Every line that includes the word "Death" is to be listed.

(Records from a collection)
* Begin *
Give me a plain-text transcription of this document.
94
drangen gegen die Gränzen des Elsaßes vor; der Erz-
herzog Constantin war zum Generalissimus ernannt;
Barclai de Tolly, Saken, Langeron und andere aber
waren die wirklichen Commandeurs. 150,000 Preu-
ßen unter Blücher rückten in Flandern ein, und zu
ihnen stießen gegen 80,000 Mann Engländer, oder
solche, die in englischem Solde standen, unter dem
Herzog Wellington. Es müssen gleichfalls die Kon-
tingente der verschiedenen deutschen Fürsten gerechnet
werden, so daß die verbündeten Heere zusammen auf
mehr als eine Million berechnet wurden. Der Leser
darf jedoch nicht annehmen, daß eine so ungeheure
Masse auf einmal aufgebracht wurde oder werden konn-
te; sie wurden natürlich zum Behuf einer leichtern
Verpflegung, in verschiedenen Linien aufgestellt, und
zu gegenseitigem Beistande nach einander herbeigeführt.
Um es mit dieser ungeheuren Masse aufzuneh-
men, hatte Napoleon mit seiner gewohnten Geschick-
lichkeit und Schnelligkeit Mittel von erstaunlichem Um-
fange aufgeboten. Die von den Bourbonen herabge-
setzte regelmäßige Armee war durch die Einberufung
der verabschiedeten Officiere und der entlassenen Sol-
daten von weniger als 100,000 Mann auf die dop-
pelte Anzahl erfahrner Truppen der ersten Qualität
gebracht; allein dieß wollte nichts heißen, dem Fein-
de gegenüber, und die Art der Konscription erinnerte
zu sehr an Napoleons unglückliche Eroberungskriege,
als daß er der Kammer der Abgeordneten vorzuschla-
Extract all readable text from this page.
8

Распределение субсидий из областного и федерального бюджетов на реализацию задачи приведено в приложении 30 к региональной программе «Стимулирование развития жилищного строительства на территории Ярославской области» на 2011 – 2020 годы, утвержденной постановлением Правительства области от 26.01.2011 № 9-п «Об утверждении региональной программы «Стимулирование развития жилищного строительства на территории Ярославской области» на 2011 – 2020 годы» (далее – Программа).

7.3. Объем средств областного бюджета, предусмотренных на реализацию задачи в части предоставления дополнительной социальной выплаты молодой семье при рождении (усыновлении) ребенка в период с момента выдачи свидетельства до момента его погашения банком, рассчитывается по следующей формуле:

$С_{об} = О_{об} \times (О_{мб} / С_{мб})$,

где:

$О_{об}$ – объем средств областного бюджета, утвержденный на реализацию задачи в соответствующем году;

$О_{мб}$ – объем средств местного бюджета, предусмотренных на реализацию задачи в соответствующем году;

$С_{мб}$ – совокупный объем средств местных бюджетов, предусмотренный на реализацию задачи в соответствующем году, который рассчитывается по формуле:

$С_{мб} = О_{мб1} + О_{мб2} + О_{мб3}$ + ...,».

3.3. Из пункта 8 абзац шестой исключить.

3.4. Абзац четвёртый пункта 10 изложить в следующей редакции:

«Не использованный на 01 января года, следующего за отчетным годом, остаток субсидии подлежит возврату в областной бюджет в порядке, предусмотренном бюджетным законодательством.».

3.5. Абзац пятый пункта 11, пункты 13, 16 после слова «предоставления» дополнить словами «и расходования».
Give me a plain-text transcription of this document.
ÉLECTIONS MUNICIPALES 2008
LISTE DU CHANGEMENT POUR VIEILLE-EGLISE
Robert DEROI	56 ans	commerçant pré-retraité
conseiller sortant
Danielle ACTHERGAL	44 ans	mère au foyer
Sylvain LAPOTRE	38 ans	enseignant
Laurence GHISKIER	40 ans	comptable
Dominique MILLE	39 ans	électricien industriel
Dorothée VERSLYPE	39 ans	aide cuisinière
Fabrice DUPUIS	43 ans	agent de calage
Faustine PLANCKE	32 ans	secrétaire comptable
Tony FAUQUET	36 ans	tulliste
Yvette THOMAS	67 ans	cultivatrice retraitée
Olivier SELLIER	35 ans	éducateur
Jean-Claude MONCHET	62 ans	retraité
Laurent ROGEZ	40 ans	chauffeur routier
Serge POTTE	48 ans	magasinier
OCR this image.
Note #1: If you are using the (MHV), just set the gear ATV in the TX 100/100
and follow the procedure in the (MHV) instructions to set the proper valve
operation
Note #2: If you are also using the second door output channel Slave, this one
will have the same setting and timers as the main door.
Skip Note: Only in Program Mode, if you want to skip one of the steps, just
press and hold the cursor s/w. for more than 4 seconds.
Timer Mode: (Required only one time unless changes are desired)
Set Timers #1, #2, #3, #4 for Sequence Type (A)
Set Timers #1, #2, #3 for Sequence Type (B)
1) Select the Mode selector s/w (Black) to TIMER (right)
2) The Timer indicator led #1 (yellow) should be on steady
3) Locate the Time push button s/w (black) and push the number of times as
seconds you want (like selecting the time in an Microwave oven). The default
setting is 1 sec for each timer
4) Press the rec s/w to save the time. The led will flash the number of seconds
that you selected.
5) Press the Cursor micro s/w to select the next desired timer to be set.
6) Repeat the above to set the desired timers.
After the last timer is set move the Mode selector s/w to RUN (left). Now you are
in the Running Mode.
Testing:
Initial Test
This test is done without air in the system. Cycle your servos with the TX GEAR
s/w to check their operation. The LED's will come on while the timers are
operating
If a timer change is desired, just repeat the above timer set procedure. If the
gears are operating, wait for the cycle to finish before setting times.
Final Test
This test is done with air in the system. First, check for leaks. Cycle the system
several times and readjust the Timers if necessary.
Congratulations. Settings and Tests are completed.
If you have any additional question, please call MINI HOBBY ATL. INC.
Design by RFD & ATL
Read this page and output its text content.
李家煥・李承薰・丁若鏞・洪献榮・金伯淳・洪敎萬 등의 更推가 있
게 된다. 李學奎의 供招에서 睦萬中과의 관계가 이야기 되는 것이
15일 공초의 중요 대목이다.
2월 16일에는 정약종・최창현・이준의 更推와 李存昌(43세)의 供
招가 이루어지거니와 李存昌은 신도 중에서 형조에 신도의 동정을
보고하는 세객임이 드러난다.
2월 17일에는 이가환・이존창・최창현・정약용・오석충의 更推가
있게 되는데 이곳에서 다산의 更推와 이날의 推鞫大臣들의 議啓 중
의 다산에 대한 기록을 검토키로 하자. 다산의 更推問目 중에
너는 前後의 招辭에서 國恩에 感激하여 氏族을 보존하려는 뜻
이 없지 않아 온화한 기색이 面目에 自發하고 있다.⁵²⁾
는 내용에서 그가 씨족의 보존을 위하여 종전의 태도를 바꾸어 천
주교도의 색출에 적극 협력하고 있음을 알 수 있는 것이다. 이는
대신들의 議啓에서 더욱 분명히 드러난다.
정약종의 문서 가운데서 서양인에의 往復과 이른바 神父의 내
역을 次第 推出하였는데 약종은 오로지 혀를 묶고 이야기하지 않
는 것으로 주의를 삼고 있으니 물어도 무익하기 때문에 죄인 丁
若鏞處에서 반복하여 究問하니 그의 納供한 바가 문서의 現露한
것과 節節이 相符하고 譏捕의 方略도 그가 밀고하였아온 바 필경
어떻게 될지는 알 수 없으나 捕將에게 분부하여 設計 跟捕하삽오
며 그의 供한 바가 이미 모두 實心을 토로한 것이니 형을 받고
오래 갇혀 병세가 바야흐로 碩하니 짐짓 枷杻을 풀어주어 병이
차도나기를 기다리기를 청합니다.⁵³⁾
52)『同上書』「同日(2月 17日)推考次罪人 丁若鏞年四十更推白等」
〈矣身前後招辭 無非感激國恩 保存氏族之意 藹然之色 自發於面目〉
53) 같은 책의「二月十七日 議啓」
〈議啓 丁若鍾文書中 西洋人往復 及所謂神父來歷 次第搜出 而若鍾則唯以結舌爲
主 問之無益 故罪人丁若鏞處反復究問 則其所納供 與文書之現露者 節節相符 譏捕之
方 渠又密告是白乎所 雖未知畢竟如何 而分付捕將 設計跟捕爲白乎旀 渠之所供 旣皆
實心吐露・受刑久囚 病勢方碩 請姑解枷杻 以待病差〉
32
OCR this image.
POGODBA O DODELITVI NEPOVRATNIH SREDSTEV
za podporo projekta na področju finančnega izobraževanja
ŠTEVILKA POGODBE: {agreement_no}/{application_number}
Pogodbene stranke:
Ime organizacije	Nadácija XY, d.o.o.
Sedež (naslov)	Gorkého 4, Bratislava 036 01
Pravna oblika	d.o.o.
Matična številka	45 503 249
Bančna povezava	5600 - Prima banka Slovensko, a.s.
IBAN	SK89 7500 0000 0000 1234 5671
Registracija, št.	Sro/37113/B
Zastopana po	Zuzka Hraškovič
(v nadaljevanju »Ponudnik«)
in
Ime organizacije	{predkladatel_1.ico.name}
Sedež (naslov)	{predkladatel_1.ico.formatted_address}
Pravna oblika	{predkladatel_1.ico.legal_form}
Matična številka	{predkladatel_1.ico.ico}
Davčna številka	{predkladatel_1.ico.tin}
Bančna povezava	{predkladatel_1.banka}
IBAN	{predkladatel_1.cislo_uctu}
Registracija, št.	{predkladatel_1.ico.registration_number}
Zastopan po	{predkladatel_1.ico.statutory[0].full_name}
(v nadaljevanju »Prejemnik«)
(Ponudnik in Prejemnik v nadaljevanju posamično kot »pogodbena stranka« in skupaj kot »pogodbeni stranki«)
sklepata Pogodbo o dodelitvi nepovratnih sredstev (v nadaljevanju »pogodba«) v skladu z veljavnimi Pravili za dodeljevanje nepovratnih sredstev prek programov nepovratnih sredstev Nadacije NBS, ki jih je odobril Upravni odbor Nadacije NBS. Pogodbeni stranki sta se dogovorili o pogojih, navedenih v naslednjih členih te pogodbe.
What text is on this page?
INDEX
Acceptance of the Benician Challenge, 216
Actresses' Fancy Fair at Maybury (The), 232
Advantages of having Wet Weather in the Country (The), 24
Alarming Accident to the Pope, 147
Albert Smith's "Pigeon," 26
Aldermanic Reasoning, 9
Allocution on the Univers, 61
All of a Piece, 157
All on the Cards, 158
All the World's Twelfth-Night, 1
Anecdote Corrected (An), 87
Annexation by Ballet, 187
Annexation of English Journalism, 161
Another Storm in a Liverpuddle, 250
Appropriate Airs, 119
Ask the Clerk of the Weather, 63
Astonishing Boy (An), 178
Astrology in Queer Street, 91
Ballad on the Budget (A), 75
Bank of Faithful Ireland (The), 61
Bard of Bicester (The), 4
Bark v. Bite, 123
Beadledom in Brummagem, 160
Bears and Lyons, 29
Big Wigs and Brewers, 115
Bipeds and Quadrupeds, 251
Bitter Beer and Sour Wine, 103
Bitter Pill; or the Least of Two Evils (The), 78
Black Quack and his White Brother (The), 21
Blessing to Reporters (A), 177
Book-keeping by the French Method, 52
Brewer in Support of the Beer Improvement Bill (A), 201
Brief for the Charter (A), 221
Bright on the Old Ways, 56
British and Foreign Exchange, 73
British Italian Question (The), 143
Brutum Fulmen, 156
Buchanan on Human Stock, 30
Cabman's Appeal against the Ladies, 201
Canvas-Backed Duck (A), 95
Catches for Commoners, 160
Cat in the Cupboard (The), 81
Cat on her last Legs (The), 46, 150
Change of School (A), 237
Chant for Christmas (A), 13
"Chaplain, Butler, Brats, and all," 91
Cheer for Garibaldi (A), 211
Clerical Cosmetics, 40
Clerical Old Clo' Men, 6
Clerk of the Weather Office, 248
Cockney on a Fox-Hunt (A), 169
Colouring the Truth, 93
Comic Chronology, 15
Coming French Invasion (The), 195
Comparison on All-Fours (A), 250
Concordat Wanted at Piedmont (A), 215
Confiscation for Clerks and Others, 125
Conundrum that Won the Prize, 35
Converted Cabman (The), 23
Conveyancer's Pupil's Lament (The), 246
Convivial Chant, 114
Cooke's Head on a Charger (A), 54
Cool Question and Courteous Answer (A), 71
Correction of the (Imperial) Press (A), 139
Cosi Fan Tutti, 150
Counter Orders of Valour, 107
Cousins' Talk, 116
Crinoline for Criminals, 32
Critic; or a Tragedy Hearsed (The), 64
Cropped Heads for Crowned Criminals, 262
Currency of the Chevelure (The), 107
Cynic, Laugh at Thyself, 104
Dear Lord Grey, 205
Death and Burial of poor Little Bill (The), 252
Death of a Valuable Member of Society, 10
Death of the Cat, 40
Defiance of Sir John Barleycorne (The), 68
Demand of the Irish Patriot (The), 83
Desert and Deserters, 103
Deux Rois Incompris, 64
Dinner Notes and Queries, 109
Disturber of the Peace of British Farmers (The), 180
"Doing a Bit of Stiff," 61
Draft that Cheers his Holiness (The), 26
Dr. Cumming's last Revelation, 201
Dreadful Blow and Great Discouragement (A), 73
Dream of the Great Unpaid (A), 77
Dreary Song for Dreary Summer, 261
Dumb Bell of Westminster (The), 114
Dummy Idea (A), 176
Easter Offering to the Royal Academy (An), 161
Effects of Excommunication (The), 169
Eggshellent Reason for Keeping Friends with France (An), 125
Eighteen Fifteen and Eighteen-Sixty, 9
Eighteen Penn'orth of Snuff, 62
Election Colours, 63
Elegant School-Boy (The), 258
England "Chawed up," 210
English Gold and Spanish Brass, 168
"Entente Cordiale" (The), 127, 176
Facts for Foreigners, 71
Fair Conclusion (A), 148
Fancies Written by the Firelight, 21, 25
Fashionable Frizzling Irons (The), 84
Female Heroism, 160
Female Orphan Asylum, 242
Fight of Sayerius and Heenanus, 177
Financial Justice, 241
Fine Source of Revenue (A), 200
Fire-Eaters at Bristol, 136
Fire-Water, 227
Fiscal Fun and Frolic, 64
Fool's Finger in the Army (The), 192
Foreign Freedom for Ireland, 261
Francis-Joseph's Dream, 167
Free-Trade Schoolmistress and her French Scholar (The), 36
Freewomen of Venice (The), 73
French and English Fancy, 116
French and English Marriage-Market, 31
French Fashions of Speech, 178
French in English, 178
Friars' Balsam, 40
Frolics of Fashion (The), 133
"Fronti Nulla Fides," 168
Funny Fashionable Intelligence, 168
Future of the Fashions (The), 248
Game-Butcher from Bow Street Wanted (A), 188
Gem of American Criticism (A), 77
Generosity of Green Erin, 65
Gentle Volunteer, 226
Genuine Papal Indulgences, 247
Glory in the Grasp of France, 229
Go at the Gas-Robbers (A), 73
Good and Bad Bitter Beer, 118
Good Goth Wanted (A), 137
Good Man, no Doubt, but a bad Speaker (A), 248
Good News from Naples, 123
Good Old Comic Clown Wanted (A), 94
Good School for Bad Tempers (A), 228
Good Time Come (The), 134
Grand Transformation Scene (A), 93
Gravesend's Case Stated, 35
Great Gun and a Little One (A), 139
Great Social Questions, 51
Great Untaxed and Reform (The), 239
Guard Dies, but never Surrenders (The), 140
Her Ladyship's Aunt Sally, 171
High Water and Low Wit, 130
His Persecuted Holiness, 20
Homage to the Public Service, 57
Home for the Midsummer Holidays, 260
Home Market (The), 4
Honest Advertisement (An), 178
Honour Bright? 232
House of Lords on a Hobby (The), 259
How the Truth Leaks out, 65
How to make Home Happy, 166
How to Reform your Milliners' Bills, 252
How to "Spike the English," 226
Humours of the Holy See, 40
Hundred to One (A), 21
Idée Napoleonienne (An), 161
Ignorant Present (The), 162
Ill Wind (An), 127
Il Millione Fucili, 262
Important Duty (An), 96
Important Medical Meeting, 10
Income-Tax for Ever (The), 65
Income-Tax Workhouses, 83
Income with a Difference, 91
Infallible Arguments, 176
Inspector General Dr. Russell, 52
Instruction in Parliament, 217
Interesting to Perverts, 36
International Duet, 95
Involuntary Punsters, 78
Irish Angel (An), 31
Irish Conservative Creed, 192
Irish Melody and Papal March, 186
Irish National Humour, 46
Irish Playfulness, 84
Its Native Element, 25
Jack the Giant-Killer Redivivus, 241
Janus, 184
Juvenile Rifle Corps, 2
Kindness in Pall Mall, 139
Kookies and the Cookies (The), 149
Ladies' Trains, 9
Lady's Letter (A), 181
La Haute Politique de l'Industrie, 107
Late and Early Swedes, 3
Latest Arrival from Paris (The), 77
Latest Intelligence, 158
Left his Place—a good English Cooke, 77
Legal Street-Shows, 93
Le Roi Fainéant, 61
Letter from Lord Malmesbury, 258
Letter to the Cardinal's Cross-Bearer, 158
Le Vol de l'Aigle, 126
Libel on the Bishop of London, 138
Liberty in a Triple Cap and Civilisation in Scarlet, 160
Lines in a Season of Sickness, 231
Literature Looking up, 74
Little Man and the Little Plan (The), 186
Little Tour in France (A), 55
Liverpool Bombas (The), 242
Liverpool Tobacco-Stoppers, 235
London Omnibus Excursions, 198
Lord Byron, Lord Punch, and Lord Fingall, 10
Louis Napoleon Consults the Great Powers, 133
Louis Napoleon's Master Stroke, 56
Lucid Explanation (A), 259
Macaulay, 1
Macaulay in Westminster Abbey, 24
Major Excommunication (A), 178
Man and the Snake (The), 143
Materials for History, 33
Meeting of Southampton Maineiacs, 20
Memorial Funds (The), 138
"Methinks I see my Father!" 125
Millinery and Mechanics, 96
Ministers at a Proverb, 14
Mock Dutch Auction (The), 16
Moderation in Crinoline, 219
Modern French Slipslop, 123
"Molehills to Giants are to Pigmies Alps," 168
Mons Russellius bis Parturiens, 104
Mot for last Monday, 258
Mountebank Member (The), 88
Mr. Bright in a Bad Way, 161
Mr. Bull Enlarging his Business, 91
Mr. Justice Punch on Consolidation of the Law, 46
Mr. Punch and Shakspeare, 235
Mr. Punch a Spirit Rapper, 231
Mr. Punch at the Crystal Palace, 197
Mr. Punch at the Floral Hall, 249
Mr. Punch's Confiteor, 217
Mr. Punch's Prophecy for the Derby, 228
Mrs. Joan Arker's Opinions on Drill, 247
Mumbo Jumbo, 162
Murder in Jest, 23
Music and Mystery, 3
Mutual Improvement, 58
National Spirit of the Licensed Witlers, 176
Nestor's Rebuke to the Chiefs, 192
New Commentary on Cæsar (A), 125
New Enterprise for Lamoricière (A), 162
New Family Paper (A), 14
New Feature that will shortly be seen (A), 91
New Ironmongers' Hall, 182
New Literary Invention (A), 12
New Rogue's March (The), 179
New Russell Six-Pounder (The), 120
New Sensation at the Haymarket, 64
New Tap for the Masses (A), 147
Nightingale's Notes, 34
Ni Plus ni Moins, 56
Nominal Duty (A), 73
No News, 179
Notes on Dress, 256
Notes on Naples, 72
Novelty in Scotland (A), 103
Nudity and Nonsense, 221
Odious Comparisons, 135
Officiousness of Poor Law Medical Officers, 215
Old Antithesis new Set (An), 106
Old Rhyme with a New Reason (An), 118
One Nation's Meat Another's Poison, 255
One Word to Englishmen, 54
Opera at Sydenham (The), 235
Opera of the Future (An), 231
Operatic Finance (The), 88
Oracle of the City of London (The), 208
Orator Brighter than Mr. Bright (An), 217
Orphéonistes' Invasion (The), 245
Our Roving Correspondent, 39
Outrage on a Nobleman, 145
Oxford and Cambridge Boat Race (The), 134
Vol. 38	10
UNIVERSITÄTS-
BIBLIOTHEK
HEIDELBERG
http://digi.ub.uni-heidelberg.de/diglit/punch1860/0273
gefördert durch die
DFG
* End *
*THE ANSWER*
Death and Burial of poor Little Bill (The), 252
Death of a Valuable Member of Society, 10
Death of the Cat, 40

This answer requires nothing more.